Count only the lines of the records that hold "Windows", then give the number without any other words.

━━━━━ Data to use ━━━━━

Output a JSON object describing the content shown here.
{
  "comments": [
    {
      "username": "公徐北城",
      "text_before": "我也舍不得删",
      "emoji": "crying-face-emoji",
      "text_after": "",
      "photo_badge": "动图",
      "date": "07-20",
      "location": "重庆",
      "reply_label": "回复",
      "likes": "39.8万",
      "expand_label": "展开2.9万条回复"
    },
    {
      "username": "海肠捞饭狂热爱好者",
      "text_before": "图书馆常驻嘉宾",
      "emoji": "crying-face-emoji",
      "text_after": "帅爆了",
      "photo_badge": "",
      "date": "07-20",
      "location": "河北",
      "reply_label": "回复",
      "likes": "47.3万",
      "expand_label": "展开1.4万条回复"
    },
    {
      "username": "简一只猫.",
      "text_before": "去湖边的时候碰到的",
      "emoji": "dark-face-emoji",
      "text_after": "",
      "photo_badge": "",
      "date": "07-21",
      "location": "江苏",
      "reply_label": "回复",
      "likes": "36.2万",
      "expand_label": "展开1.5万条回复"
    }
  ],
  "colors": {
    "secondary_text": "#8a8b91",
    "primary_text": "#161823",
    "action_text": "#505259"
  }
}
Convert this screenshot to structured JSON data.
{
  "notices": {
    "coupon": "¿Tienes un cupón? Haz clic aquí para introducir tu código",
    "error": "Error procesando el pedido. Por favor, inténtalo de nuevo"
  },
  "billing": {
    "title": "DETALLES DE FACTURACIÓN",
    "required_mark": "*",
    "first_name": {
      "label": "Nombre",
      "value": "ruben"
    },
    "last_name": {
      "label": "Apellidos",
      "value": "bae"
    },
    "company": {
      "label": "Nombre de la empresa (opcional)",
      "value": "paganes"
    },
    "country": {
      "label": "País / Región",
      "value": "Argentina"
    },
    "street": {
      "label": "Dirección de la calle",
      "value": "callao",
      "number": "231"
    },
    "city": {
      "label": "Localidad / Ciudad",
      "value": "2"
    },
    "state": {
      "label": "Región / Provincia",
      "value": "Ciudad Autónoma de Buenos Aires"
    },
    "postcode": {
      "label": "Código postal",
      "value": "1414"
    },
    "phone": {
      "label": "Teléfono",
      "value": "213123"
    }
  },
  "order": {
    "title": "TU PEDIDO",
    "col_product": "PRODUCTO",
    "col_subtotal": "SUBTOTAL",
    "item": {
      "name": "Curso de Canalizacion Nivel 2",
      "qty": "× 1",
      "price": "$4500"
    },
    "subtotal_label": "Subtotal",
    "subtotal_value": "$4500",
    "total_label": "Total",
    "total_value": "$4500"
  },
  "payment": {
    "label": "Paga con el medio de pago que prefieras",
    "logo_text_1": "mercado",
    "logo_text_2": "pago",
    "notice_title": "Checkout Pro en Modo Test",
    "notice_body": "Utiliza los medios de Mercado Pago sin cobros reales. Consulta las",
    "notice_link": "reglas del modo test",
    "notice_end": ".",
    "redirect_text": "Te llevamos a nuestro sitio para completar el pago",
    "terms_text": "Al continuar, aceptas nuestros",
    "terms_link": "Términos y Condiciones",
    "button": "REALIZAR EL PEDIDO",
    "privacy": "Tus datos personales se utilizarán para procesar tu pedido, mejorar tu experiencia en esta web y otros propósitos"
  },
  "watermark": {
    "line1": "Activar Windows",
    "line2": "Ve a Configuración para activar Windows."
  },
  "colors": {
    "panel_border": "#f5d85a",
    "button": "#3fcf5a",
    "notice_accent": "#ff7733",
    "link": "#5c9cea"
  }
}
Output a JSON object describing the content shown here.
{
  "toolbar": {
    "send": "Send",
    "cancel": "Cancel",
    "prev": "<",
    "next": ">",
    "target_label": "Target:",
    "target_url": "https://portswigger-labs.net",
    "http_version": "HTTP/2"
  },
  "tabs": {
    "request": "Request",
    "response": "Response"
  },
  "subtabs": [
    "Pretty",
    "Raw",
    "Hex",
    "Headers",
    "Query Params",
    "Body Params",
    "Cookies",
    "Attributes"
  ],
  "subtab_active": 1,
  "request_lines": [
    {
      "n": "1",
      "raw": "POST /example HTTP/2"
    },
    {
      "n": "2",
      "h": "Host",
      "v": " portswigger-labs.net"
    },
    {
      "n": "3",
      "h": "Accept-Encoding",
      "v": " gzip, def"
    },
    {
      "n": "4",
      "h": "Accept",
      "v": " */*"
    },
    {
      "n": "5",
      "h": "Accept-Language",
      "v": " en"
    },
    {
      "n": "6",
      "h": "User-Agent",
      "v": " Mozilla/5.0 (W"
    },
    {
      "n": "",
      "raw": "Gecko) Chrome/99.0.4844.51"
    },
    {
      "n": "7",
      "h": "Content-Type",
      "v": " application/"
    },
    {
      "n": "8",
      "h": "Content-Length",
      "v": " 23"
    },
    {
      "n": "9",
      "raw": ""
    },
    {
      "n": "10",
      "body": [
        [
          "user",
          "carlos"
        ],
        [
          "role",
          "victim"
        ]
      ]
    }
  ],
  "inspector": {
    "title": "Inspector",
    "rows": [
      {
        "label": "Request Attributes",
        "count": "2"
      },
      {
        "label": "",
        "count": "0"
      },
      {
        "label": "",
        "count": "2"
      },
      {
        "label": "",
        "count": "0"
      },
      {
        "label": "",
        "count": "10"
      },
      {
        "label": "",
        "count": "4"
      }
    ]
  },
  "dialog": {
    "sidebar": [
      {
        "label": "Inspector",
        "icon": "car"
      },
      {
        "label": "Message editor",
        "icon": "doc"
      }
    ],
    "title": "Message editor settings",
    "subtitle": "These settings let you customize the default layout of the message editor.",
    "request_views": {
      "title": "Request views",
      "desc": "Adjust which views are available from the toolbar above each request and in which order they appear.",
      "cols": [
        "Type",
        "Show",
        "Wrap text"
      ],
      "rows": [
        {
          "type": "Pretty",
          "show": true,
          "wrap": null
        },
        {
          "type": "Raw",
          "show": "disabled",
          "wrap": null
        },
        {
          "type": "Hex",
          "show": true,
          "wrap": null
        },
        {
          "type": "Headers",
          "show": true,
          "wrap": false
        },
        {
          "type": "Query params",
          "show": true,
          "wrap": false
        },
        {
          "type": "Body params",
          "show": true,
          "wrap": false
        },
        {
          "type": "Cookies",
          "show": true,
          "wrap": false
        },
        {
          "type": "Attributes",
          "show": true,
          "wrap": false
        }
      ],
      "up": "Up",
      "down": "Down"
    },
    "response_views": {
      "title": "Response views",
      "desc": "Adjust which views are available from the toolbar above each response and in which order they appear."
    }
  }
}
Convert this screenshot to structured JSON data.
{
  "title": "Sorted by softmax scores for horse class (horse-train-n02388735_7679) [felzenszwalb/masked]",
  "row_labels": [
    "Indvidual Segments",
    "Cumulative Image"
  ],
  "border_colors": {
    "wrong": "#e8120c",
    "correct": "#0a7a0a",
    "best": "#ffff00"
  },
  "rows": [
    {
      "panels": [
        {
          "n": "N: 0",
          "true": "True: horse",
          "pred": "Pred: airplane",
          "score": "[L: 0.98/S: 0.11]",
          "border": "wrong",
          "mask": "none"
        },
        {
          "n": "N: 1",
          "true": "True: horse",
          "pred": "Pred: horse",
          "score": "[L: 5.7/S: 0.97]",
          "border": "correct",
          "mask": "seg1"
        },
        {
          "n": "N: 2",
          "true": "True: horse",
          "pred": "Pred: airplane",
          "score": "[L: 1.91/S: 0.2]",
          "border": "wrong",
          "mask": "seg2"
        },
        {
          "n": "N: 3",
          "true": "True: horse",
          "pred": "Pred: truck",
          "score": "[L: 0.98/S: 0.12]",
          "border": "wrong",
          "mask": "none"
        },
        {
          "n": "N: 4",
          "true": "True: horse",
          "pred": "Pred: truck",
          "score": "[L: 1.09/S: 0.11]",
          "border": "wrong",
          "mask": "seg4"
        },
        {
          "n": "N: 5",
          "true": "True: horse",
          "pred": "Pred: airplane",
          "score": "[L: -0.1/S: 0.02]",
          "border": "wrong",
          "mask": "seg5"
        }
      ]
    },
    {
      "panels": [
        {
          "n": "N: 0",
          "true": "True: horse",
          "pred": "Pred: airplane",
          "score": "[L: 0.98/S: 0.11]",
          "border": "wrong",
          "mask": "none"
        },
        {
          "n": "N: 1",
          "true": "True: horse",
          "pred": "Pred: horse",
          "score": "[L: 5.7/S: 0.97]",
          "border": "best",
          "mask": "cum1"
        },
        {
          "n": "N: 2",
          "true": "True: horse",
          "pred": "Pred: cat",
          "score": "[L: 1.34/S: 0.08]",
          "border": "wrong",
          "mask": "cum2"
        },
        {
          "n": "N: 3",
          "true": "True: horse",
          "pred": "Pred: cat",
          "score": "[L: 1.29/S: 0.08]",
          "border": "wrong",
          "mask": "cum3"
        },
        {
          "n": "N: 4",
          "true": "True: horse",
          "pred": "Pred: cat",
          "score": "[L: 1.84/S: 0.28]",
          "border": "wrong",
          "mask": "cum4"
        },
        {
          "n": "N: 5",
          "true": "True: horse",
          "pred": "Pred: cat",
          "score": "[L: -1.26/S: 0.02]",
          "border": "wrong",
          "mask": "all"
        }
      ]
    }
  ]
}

━━━━━

> Exercise solution
2